— Dataset records —
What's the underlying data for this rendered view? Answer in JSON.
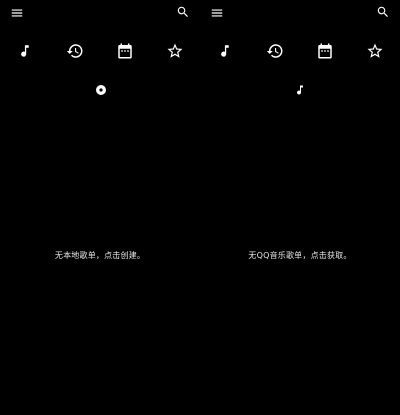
{
  "colors": {
    "background": "#000000",
    "icon": "#ffffff",
    "text": "#e6e6e6"
  },
  "screens": [
    {
      "header": {
        "left_icon": "menu-icon",
        "right_icon": "search-icon"
      },
      "tabs": [
        {
          "icon": "music-note-icon"
        },
        {
          "icon": "history-icon"
        },
        {
          "icon": "calendar-icon"
        },
        {
          "icon": "star-icon"
        }
      ],
      "active_tab_index": 0,
      "indicator_icon": "record-icon",
      "empty_message": "无本地歌单，点击创建。"
    },
    {
      "header": {
        "left_icon": "menu-icon",
        "right_icon": "search-icon"
      },
      "tabs": [
        {
          "icon": "music-note-icon"
        },
        {
          "icon": "history-icon"
        },
        {
          "icon": "calendar-icon"
        },
        {
          "icon": "star-icon"
        }
      ],
      "active_tab_index": 0,
      "indicator_icon": "music-note-icon",
      "empty_message": "无QQ音乐歌单，点击获取。"
    }
  ]
}
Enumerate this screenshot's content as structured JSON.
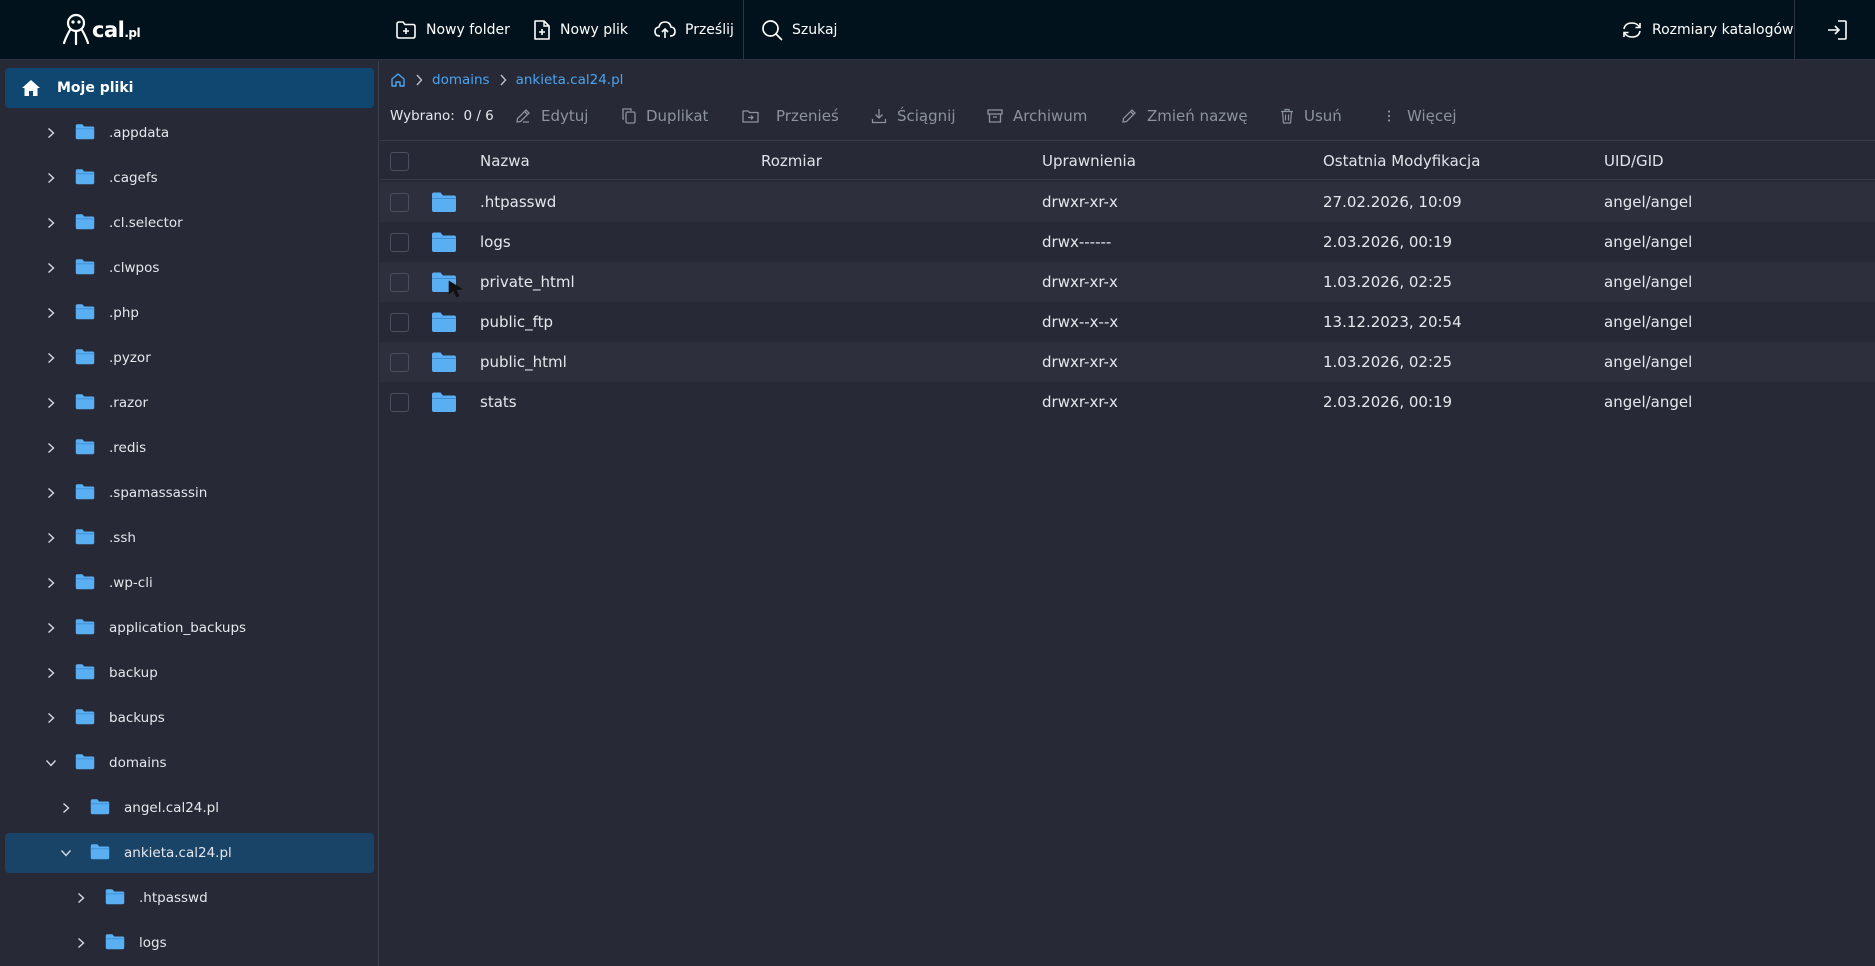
{
  "topbar": {
    "logo_text": "cal",
    "logo_suffix": ".pl",
    "new_folder": "Nowy folder",
    "new_file": "Nowy plik",
    "upload": "Prześlij",
    "search": "Szukaj",
    "dir_sizes": "Rozmiary katalogów"
  },
  "sidebar": {
    "root": "Moje pliki",
    "items": [
      {
        "label": ".appdata",
        "level": 0,
        "expanded": false
      },
      {
        "label": ".cagefs",
        "level": 0,
        "expanded": false
      },
      {
        "label": ".cl.selector",
        "level": 0,
        "expanded": false
      },
      {
        "label": ".clwpos",
        "level": 0,
        "expanded": false
      },
      {
        "label": ".php",
        "level": 0,
        "expanded": false
      },
      {
        "label": ".pyzor",
        "level": 0,
        "expanded": false
      },
      {
        "label": ".razor",
        "level": 0,
        "expanded": false
      },
      {
        "label": ".redis",
        "level": 0,
        "expanded": false
      },
      {
        "label": ".spamassassin",
        "level": 0,
        "expanded": false
      },
      {
        "label": ".ssh",
        "level": 0,
        "expanded": false
      },
      {
        "label": ".wp-cli",
        "level": 0,
        "expanded": false
      },
      {
        "label": "application_backups",
        "level": 0,
        "expanded": false
      },
      {
        "label": "backup",
        "level": 0,
        "expanded": false
      },
      {
        "label": "backups",
        "level": 0,
        "expanded": false
      },
      {
        "label": "domains",
        "level": 0,
        "expanded": true
      },
      {
        "label": "angel.cal24.pl",
        "level": 1,
        "expanded": false
      },
      {
        "label": "ankieta.cal24.pl",
        "level": 1,
        "expanded": true,
        "active": true
      },
      {
        "label": ".htpasswd",
        "level": 2,
        "expanded": false
      },
      {
        "label": "logs",
        "level": 2,
        "expanded": false
      }
    ]
  },
  "breadcrumb": [
    "domains",
    "ankieta.cal24.pl"
  ],
  "actions": {
    "selected_label": "Wybrano:",
    "selected_value": "0 / 6",
    "edit": "Edytuj",
    "duplicate": "Duplikat",
    "move": "Przenieś",
    "download": "Ściągnij",
    "archive": "Archiwum",
    "rename": "Zmień nazwę",
    "delete": "Usuń",
    "more": "Więcej"
  },
  "table": {
    "columns": [
      "Nazwa",
      "Rozmiar",
      "Uprawnienia",
      "Ostatnia Modyfikacja",
      "UID/GID"
    ],
    "rows": [
      {
        "name": ".htpasswd",
        "size": "",
        "perms": "drwxr-xr-x",
        "modified": "27.02.2026, 10:09",
        "uid": "angel/angel"
      },
      {
        "name": "logs",
        "size": "",
        "perms": "drwx------",
        "modified": "2.03.2026, 00:19",
        "uid": "angel/angel"
      },
      {
        "name": "private_html",
        "size": "",
        "perms": "drwxr-xr-x",
        "modified": "1.03.2026, 02:25",
        "uid": "angel/angel"
      },
      {
        "name": "public_ftp",
        "size": "",
        "perms": "drwx--x--x",
        "modified": "13.12.2023, 20:54",
        "uid": "angel/angel"
      },
      {
        "name": "public_html",
        "size": "",
        "perms": "drwxr-xr-x",
        "modified": "1.03.2026, 02:25",
        "uid": "angel/angel"
      },
      {
        "name": "stats",
        "size": "",
        "perms": "drwxr-xr-x",
        "modified": "2.03.2026, 00:19",
        "uid": "angel/angel"
      }
    ]
  },
  "colors": {
    "accent": "#4ba4f0",
    "folder": "#5aaef2",
    "topbar_bg": "#02121c",
    "active_bg": "#1a4368"
  },
  "icons": {
    "new_folder": "folder-plus-icon",
    "new_file": "file-plus-icon",
    "upload": "cloud-upload-icon",
    "search": "search-icon",
    "dir_sizes": "refresh-icon",
    "logout": "logout-icon",
    "home": "home-icon"
  }
}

— Problem requirements —
Which lines contain the word "this"? Return each of them.

— Task answer —
What's the underlying data for this rendered view? Answer in JSON.
Enumerate this screenshot's content as structured JSON.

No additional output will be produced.